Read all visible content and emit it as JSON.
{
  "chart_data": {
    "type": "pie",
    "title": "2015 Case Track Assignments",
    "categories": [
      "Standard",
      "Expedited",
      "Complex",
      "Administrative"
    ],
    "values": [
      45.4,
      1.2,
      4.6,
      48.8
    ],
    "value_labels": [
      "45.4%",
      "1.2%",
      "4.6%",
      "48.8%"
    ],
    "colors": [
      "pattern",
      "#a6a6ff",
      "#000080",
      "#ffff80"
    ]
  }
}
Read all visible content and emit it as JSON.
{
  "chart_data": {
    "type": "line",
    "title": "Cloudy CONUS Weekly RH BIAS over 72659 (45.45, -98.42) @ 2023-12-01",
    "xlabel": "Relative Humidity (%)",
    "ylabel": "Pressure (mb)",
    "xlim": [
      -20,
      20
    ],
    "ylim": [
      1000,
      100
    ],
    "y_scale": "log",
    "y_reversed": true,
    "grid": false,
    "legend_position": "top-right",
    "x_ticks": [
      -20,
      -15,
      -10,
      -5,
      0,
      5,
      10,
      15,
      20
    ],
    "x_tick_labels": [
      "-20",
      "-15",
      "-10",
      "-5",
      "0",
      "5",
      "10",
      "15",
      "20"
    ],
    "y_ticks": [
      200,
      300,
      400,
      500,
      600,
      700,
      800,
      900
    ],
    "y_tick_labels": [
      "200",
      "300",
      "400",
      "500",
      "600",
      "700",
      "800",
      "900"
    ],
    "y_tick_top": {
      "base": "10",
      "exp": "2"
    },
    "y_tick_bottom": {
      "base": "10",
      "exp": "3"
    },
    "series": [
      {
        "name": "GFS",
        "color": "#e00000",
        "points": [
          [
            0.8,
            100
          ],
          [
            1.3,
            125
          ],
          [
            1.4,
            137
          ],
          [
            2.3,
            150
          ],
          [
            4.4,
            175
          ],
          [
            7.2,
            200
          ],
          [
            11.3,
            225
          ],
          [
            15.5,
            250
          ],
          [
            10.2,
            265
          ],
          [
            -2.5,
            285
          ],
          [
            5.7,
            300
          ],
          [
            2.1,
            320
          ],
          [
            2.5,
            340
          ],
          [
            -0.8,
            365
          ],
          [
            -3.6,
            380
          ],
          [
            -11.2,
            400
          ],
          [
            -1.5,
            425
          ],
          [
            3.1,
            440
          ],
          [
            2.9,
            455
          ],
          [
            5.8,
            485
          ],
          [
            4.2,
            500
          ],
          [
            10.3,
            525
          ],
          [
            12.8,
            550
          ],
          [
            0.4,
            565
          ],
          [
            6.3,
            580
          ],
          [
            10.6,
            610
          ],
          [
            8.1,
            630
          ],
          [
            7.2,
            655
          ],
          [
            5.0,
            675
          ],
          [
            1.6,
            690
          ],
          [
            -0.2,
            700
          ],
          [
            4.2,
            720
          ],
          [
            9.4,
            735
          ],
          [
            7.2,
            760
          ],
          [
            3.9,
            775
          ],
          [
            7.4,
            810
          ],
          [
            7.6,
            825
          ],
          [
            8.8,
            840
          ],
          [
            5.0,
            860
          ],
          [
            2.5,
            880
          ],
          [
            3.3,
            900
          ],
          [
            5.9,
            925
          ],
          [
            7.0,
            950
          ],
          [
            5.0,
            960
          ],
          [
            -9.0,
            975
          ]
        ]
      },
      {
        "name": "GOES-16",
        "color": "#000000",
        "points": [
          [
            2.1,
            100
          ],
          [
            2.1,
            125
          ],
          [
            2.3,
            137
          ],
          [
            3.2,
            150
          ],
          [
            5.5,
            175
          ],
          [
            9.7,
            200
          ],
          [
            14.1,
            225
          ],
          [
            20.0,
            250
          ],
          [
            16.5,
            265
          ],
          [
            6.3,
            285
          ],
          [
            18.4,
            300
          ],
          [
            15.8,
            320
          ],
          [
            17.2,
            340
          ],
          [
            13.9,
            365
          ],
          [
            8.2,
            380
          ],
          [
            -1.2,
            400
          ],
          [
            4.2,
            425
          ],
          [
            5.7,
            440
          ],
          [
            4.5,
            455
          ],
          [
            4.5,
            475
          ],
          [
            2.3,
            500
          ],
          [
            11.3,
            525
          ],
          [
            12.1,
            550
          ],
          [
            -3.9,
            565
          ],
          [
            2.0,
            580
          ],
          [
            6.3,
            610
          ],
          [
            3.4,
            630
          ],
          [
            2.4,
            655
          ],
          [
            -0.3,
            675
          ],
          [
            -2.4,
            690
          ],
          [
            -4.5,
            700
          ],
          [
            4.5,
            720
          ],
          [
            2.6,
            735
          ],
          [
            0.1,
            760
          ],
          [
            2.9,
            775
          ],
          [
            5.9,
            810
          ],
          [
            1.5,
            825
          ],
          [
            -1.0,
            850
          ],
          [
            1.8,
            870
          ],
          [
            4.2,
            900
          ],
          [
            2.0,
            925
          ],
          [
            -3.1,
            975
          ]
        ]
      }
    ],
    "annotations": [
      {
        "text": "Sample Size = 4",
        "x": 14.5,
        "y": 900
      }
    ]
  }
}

» **Work required**
Reproduce all the data word for word.

» **Task answer**
Read all visible content and emit it as JSON.
{
  "chart_data": {
    "type": "pie",
    "title": "2015 Case Track Assignments",
    "categories": [
      "Standard",
      "Expedited",
      "Complex",
      "Administrative"
    ],
    "values": [
      45.4,
      1.2,
      4.6,
      48.8
    ],
    "value_labels": [
      "45.4%",
      "1.2%",
      "4.6%",
      "48.8%"
    ],
    "colors": [
      "pattern",
      "#a6a6ff",
      "#000080",
      "#ffff80"
    ]
  }
}
Read all visible content and emit it as JSON.
{
  "chart_data": {
    "type": "line",
    "title": "Cloudy CONUS Weekly RH BIAS over 72659 (45.45, -98.42) @ 2023-12-01",
    "xlabel": "Relative Humidity (%)",
    "ylabel": "Pressure (mb)",
    "xlim": [
      -20,
      20
    ],
    "ylim": [
      1000,
      100
    ],
    "y_scale": "log",
    "y_reversed": true,
    "grid": false,
    "legend_position": "top-right",
    "x_ticks": [
      -20,
      -15,
      -10,
      -5,
      0,
      5,
      10,
      15,
      20
    ],
    "x_tick_labels": [
      "-20",
      "-15",
      "-10",
      "-5",
      "0",
      "5",
      "10",
      "15",
      "20"
    ],
    "y_ticks": [
      200,
      300,
      400,
      500,
      600,
      700,
      800,
      900
    ],
    "y_tick_labels": [
      "200",
      "300",
      "400",
      "500",
      "600",
      "700",
      "800",
      "900"
    ],
    "y_tick_top": {
      "base": "10",
      "exp": "2"
    },
    "y_tick_bottom": {
      "base": "10",
      "exp": "3"
    },
    "series": [
      {
        "name": "GFS",
        "color": "#e00000",
        "points": [
          [
            0.8,
            100
          ],
          [
            1.3,
            125
          ],
          [
            1.4,
            137
          ],
          [
            2.3,
            150
          ],
          [
            4.4,
            175
          ],
          [
            7.2,
            200
          ],
          [
            11.3,
            225
          ],
          [
            15.5,
            250
          ],
          [
            10.2,
            265
          ],
          [
            -2.5,
            285
          ],
          [
            5.7,
            300
          ],
          [
            2.1,
            320
          ],
          [
            2.5,
            340
          ],
          [
            -0.8,
            365
          ],
          [
            -3.6,
            380
          ],
          [
            -11.2,
            400
          ],
          [
            -1.5,
            425
          ],
          [
            3.1,
            440
          ],
          [
            2.9,
            455
          ],
          [
            5.8,
            485
          ],
          [
            4.2,
            500
          ],
          [
            10.3,
            525
          ],
          [
            12.8,
            550
          ],
          [
            0.4,
            565
          ],
          [
            6.3,
            580
          ],
          [
            10.6,
            610
          ],
          [
            8.1,
            630
          ],
          [
            7.2,
            655
          ],
          [
            5.0,
            675
          ],
          [
            1.6,
            690
          ],
          [
            -0.2,
            700
          ],
          [
            4.2,
            720
          ],
          [
            9.4,
            735
          ],
          [
            7.2,
            760
          ],
          [
            3.9,
            775
          ],
          [
            7.4,
            810
          ],
          [
            7.6,
            825
          ],
          [
            8.8,
            840
          ],
          [
            5.0,
            860
          ],
          [
            2.5,
            880
          ],
          [
            3.3,
            900
          ],
          [
            5.9,
            925
          ],
          [
            7.0,
            950
          ],
          [
            5.0,
            960
          ],
          [
            -9.0,
            975
          ]
        ]
      },
      {
        "name": "GOES-16",
        "color": "#000000",
        "points": [
          [
            2.1,
            100
          ],
          [
            2.1,
            125
          ],
          [
            2.3,
            137
          ],
          [
            3.2,
            150
          ],
          [
            5.5,
            175
          ],
          [
            9.7,
            200
          ],
          [
            14.1,
            225
          ],
          [
            20.0,
            250
          ],
          [
            16.5,
            265
          ],
          [
            6.3,
            285
          ],
          [
            18.4,
            300
          ],
          [
            15.8,
            320
          ],
          [
            17.2,
            340
          ],
          [
            13.9,
            365
          ],
          [
            8.2,
            380
          ],
          [
            -1.2,
            400
          ],
          [
            4.2,
            425
          ],
          [
            5.7,
            440
          ],
          [
            4.5,
            455
          ],
          [
            4.5,
            475
          ],
          [
            2.3,
            500
          ],
          [
            11.3,
            525
          ],
          [
            12.1,
            550
          ],
          [
            -3.9,
            565
          ],
          [
            2.0,
            580
          ],
          [
            6.3,
            610
          ],
          [
            3.4,
            630
          ],
          [
            2.4,
            655
          ],
          [
            -0.3,
            675
          ],
          [
            -2.4,
            690
          ],
          [
            -4.5,
            700
          ],
          [
            4.5,
            720
          ],
          [
            2.6,
            735
          ],
          [
            0.1,
            760
          ],
          [
            2.9,
            775
          ],
          [
            5.9,
            810
          ],
          [
            1.5,
            825
          ],
          [
            -1.0,
            850
          ],
          [
            1.8,
            870
          ],
          [
            4.2,
            900
          ],
          [
            2.0,
            925
          ],
          [
            -3.1,
            975
          ]
        ]
      }
    ],
    "annotations": [
      {
        "text": "Sample Size = 4",
        "x": 14.5,
        "y": 900
      }
    ]
  }
}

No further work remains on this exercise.